**PROBLEM TO SOLVE:**
How many lines in the listing below include the word "type"? Answer with the number and nothing else.
# # #
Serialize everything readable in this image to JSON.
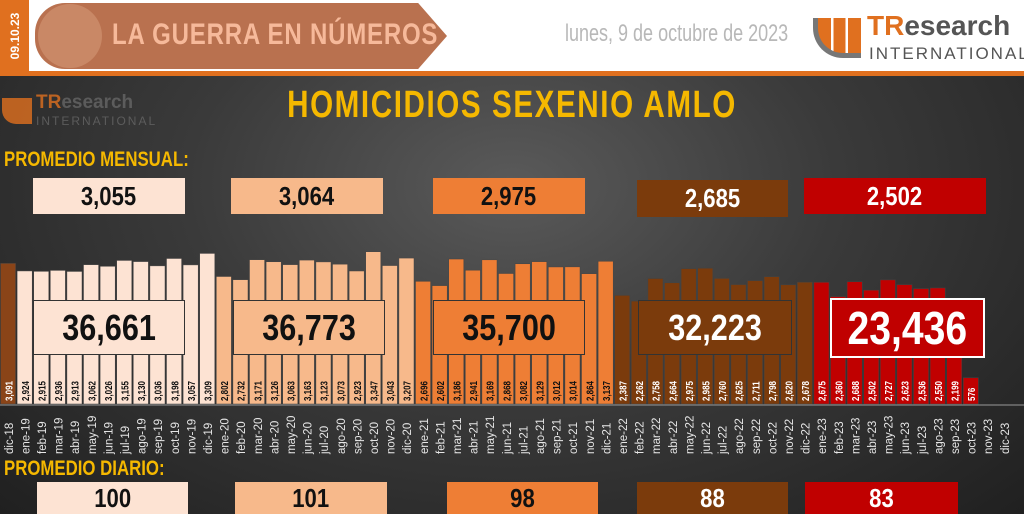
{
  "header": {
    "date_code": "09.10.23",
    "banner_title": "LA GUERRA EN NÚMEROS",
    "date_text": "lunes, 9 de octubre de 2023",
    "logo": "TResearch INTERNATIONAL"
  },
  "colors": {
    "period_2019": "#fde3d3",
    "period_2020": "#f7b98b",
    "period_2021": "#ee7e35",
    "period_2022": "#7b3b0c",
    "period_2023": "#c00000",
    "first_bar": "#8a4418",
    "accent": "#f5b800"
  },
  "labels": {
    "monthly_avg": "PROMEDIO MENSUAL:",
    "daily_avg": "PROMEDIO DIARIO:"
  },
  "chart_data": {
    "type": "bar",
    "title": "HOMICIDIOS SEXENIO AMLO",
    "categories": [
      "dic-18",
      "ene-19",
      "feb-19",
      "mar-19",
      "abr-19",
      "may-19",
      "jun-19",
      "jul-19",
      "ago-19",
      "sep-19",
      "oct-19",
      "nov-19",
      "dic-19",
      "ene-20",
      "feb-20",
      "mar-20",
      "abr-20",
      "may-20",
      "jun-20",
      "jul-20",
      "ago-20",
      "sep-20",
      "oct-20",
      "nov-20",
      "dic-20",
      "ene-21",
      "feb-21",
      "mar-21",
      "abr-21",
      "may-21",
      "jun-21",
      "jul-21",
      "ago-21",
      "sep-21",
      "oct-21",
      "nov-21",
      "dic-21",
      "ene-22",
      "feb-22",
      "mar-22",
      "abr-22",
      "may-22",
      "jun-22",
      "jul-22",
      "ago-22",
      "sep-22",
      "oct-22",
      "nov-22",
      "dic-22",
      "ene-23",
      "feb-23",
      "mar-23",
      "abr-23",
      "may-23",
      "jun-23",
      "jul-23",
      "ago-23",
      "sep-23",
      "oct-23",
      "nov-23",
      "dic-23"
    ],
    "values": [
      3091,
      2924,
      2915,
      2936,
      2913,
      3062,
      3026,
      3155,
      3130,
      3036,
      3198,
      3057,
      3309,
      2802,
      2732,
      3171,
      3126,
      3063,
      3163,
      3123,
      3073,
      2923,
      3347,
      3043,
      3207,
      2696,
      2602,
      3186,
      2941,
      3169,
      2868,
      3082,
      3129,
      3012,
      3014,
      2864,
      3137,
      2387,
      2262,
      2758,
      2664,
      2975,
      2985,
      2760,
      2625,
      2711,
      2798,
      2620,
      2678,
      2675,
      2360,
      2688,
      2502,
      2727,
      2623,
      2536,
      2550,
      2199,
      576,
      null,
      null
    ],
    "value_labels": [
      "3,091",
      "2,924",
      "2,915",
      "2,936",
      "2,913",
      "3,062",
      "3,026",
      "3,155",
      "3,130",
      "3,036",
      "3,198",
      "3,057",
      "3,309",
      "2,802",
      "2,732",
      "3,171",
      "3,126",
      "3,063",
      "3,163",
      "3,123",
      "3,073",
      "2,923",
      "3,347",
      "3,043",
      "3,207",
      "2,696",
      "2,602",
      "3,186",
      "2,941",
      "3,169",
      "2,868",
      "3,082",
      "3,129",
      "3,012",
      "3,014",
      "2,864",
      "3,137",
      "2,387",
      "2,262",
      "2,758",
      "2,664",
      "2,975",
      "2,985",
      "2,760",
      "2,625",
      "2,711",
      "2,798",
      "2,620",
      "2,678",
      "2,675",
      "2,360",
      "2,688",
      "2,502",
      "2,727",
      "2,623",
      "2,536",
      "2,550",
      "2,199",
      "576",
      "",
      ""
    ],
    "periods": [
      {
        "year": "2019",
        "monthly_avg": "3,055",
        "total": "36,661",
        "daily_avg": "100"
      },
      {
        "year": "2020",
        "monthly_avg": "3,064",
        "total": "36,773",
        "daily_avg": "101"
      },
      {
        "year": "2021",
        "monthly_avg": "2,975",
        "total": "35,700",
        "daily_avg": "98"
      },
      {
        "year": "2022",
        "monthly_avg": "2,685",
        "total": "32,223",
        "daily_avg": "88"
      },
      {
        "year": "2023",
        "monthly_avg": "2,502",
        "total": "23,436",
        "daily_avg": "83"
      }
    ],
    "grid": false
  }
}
# # #
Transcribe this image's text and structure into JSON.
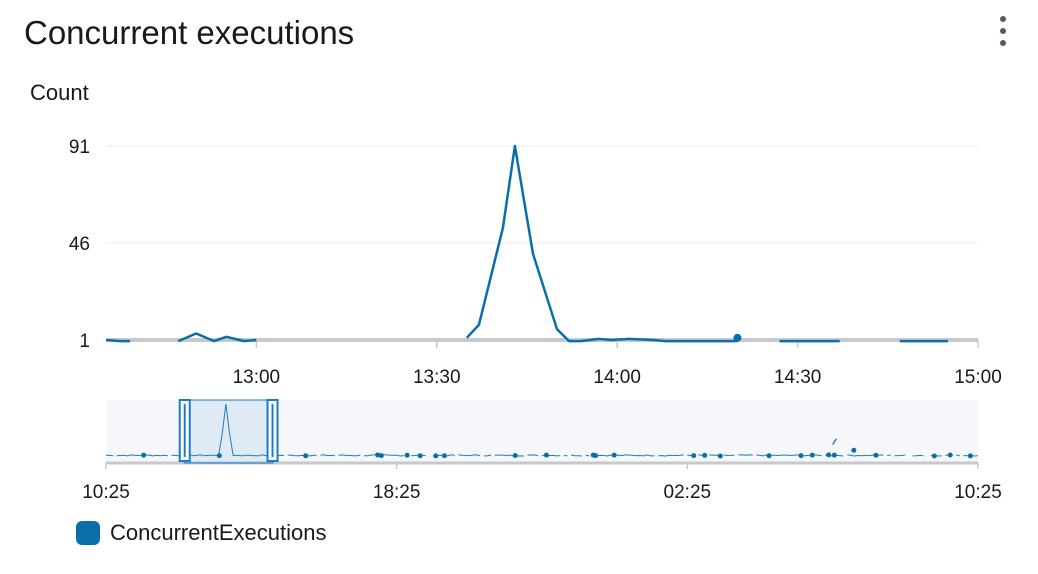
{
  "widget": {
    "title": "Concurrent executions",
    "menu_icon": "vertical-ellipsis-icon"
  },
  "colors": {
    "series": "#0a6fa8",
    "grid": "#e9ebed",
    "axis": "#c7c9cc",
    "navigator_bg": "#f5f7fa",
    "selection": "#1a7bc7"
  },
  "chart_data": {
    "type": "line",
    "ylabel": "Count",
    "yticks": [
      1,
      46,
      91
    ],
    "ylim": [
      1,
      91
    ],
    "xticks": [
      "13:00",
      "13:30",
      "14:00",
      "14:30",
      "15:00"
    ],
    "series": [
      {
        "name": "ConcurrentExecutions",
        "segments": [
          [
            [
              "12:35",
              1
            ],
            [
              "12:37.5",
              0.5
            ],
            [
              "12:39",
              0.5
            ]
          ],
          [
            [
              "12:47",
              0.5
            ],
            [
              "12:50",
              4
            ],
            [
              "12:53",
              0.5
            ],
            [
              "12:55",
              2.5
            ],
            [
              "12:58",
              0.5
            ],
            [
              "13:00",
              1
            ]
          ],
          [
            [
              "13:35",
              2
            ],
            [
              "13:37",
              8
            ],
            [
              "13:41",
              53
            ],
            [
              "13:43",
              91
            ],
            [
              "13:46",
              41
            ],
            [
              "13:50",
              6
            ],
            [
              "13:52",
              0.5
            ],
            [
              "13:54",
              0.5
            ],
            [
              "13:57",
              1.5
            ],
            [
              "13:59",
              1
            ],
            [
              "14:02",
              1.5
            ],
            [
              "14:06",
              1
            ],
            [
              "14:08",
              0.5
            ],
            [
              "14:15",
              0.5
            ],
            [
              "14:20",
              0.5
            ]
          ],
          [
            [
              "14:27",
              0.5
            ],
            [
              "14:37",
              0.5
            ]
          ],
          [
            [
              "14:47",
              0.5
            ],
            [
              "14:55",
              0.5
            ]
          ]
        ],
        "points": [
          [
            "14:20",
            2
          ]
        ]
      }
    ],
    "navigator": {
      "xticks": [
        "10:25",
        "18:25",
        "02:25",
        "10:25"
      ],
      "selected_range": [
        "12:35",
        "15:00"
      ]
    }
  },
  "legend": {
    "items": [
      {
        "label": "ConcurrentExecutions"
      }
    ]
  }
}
# # #
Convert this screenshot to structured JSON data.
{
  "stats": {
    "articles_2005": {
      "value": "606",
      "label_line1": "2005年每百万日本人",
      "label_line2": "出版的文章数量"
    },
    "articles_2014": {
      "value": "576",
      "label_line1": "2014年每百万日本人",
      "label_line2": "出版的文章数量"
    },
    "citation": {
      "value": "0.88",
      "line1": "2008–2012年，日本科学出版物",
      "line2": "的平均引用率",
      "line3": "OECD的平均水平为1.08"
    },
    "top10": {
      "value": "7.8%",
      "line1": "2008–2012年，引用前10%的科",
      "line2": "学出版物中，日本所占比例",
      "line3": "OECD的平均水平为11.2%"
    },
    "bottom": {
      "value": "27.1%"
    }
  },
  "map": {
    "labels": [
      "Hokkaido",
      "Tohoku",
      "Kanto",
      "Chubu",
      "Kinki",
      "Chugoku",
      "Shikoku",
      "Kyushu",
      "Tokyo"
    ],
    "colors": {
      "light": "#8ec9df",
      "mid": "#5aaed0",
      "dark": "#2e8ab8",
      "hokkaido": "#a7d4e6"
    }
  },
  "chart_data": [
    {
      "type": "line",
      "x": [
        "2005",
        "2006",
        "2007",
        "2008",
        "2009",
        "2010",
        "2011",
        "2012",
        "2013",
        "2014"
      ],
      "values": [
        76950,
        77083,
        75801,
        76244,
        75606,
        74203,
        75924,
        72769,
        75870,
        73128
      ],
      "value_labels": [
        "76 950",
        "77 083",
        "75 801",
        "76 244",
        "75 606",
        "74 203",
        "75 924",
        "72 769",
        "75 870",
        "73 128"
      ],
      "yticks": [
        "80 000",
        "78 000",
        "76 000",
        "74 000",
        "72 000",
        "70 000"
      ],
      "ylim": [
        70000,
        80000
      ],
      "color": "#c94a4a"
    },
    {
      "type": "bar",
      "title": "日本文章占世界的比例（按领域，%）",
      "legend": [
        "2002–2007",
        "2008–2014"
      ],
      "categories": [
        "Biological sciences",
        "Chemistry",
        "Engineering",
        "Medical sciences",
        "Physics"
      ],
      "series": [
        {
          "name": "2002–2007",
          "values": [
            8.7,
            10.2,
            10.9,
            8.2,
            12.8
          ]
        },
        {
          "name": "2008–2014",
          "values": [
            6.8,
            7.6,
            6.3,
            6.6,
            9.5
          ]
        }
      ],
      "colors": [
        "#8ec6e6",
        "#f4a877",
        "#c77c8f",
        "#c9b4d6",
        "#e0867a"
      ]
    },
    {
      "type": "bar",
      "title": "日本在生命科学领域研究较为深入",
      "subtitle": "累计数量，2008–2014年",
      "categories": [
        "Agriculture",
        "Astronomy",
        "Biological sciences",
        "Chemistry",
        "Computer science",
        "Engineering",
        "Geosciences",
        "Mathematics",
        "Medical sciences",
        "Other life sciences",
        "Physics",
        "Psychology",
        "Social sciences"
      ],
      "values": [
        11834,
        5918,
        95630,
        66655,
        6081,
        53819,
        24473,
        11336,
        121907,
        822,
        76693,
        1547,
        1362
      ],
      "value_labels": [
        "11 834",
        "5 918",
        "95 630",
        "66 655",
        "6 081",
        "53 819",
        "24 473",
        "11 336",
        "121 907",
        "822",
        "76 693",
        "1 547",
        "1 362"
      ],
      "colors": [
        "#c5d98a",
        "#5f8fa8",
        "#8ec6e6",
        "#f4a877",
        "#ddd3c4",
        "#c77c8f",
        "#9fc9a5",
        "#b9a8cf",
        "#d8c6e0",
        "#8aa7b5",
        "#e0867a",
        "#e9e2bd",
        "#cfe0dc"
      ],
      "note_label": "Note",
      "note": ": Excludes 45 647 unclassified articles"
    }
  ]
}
# # #
**ANSWER IN FULL:**
5